Figure record listings
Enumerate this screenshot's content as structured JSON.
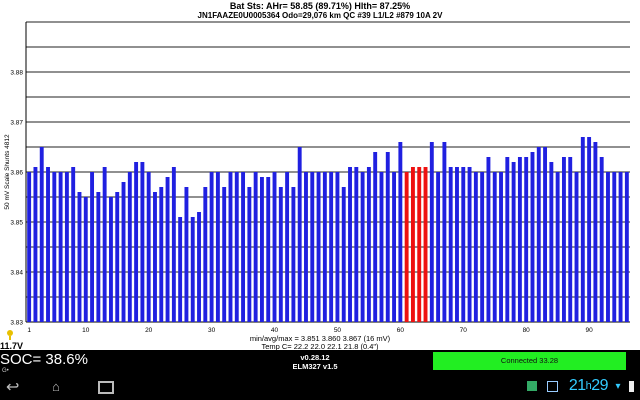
{
  "header": {
    "line1": "Bat Sts:  AHr= 58.85 (89.71%) Hlth= 87.25%",
    "line2": "JN1FAAZE0U0005364 Odo=29,076 km  QC #39  L1/L2 #879 10A 2V"
  },
  "chart_data": {
    "type": "bar",
    "title": "",
    "xlabel": "",
    "ylabel": "50 mV Scale  Shunts 4812",
    "ylim": [
      3.83,
      3.89
    ],
    "y_ticks": [
      "3.83",
      "3.84",
      "3.85",
      "3.86",
      "3.87",
      "3.88"
    ],
    "y_ticks_values": [
      3.83,
      3.84,
      3.85,
      3.86,
      3.87,
      3.88
    ],
    "x_ticks": [
      1,
      10,
      20,
      30,
      40,
      50,
      60,
      70,
      80,
      90
    ],
    "grid": true,
    "bar_color": "#2020e0",
    "shunt_color": "#ee1111",
    "shunt_cells": [
      61,
      62,
      63,
      64
    ],
    "x": [
      1,
      2,
      3,
      4,
      5,
      6,
      7,
      8,
      9,
      10,
      11,
      12,
      13,
      14,
      15,
      16,
      17,
      18,
      19,
      20,
      21,
      22,
      23,
      24,
      25,
      26,
      27,
      28,
      29,
      30,
      31,
      32,
      33,
      34,
      35,
      36,
      37,
      38,
      39,
      40,
      41,
      42,
      43,
      44,
      45,
      46,
      47,
      48,
      49,
      50,
      51,
      52,
      53,
      54,
      55,
      56,
      57,
      58,
      59,
      60,
      61,
      62,
      63,
      64,
      65,
      66,
      67,
      68,
      69,
      70,
      71,
      72,
      73,
      74,
      75,
      76,
      77,
      78,
      79,
      80,
      81,
      82,
      83,
      84,
      85,
      86,
      87,
      88,
      89,
      90,
      91,
      92,
      93,
      94,
      95,
      96
    ],
    "values": [
      3.86,
      3.861,
      3.865,
      3.861,
      3.86,
      3.86,
      3.86,
      3.861,
      3.856,
      3.855,
      3.86,
      3.856,
      3.861,
      3.855,
      3.856,
      3.858,
      3.86,
      3.862,
      3.862,
      3.86,
      3.856,
      3.857,
      3.859,
      3.861,
      3.851,
      3.857,
      3.851,
      3.852,
      3.857,
      3.86,
      3.86,
      3.857,
      3.86,
      3.86,
      3.86,
      3.857,
      3.86,
      3.859,
      3.859,
      3.86,
      3.857,
      3.86,
      3.857,
      3.865,
      3.86,
      3.86,
      3.86,
      3.86,
      3.86,
      3.86,
      3.857,
      3.861,
      3.861,
      3.86,
      3.861,
      3.864,
      3.86,
      3.864,
      3.86,
      3.866,
      3.86,
      3.861,
      3.861,
      3.861,
      3.866,
      3.86,
      3.866,
      3.861,
      3.861,
      3.861,
      3.861,
      3.86,
      3.86,
      3.863,
      3.86,
      3.86,
      3.863,
      3.862,
      3.863,
      3.863,
      3.864,
      3.865,
      3.865,
      3.862,
      3.86,
      3.863,
      3.863,
      3.86,
      3.867,
      3.867,
      3.866,
      3.863,
      3.86,
      3.86,
      3.86,
      3.86
    ]
  },
  "stats": {
    "minavgmax": "min/avg/max = 3.851 3.860 3.867 (16 mV)",
    "temp": "Temp C= 22.2  22.0  22.1  21.8  (0.4\")"
  },
  "status": {
    "soc": "SOC= 38.6%",
    "voltage": "11.7V",
    "version": "v0.28.12",
    "adapter": "ELM327 v1.5",
    "connection": "Connected 33.28",
    "connection_color": "#22ee22"
  },
  "system_bar": {
    "clock_hour": "21",
    "clock_sep": "h",
    "clock_min": "29",
    "back_icon": "back-arrow-icon",
    "home_icon": "home-icon",
    "recents_icon": "recents-icon"
  }
}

Task goal
Reproduce every line above as written, skipping pictures.

Solved exercise
Enumerate this screenshot's content as structured JSON.
{
  "header": {
    "line1": "Bat Sts:  AHr= 58.85 (89.71%) Hlth= 87.25%",
    "line2": "JN1FAAZE0U0005364 Odo=29,076 km  QC #39  L1/L2 #879 10A 2V"
  },
  "chart_data": {
    "type": "bar",
    "title": "",
    "xlabel": "",
    "ylabel": "50 mV Scale  Shunts 4812",
    "ylim": [
      3.83,
      3.89
    ],
    "y_ticks": [
      "3.83",
      "3.84",
      "3.85",
      "3.86",
      "3.87",
      "3.88"
    ],
    "y_ticks_values": [
      3.83,
      3.84,
      3.85,
      3.86,
      3.87,
      3.88
    ],
    "x_ticks": [
      1,
      10,
      20,
      30,
      40,
      50,
      60,
      70,
      80,
      90
    ],
    "grid": true,
    "bar_color": "#2020e0",
    "shunt_color": "#ee1111",
    "shunt_cells": [
      61,
      62,
      63,
      64
    ],
    "x": [
      1,
      2,
      3,
      4,
      5,
      6,
      7,
      8,
      9,
      10,
      11,
      12,
      13,
      14,
      15,
      16,
      17,
      18,
      19,
      20,
      21,
      22,
      23,
      24,
      25,
      26,
      27,
      28,
      29,
      30,
      31,
      32,
      33,
      34,
      35,
      36,
      37,
      38,
      39,
      40,
      41,
      42,
      43,
      44,
      45,
      46,
      47,
      48,
      49,
      50,
      51,
      52,
      53,
      54,
      55,
      56,
      57,
      58,
      59,
      60,
      61,
      62,
      63,
      64,
      65,
      66,
      67,
      68,
      69,
      70,
      71,
      72,
      73,
      74,
      75,
      76,
      77,
      78,
      79,
      80,
      81,
      82,
      83,
      84,
      85,
      86,
      87,
      88,
      89,
      90,
      91,
      92,
      93,
      94,
      95,
      96
    ],
    "values": [
      3.86,
      3.861,
      3.865,
      3.861,
      3.86,
      3.86,
      3.86,
      3.861,
      3.856,
      3.855,
      3.86,
      3.856,
      3.861,
      3.855,
      3.856,
      3.858,
      3.86,
      3.862,
      3.862,
      3.86,
      3.856,
      3.857,
      3.859,
      3.861,
      3.851,
      3.857,
      3.851,
      3.852,
      3.857,
      3.86,
      3.86,
      3.857,
      3.86,
      3.86,
      3.86,
      3.857,
      3.86,
      3.859,
      3.859,
      3.86,
      3.857,
      3.86,
      3.857,
      3.865,
      3.86,
      3.86,
      3.86,
      3.86,
      3.86,
      3.86,
      3.857,
      3.861,
      3.861,
      3.86,
      3.861,
      3.864,
      3.86,
      3.864,
      3.86,
      3.866,
      3.86,
      3.861,
      3.861,
      3.861,
      3.866,
      3.86,
      3.866,
      3.861,
      3.861,
      3.861,
      3.861,
      3.86,
      3.86,
      3.863,
      3.86,
      3.86,
      3.863,
      3.862,
      3.863,
      3.863,
      3.864,
      3.865,
      3.865,
      3.862,
      3.86,
      3.863,
      3.863,
      3.86,
      3.867,
      3.867,
      3.866,
      3.863,
      3.86,
      3.86,
      3.86,
      3.86
    ]
  },
  "stats": {
    "minavgmax": "min/avg/max = 3.851 3.860 3.867 (16 mV)",
    "temp": "Temp C= 22.2  22.0  22.1  21.8  (0.4\")"
  },
  "status": {
    "soc": "SOC= 38.6%",
    "voltage": "11.7V",
    "version": "v0.28.12",
    "adapter": "ELM327 v1.5",
    "connection": "Connected 33.28",
    "connection_color": "#22ee22"
  },
  "system_bar": {
    "clock_hour": "21",
    "clock_sep": "h",
    "clock_min": "29",
    "back_icon": "back-arrow-icon",
    "home_icon": "home-icon",
    "recents_icon": "recents-icon"
  }
}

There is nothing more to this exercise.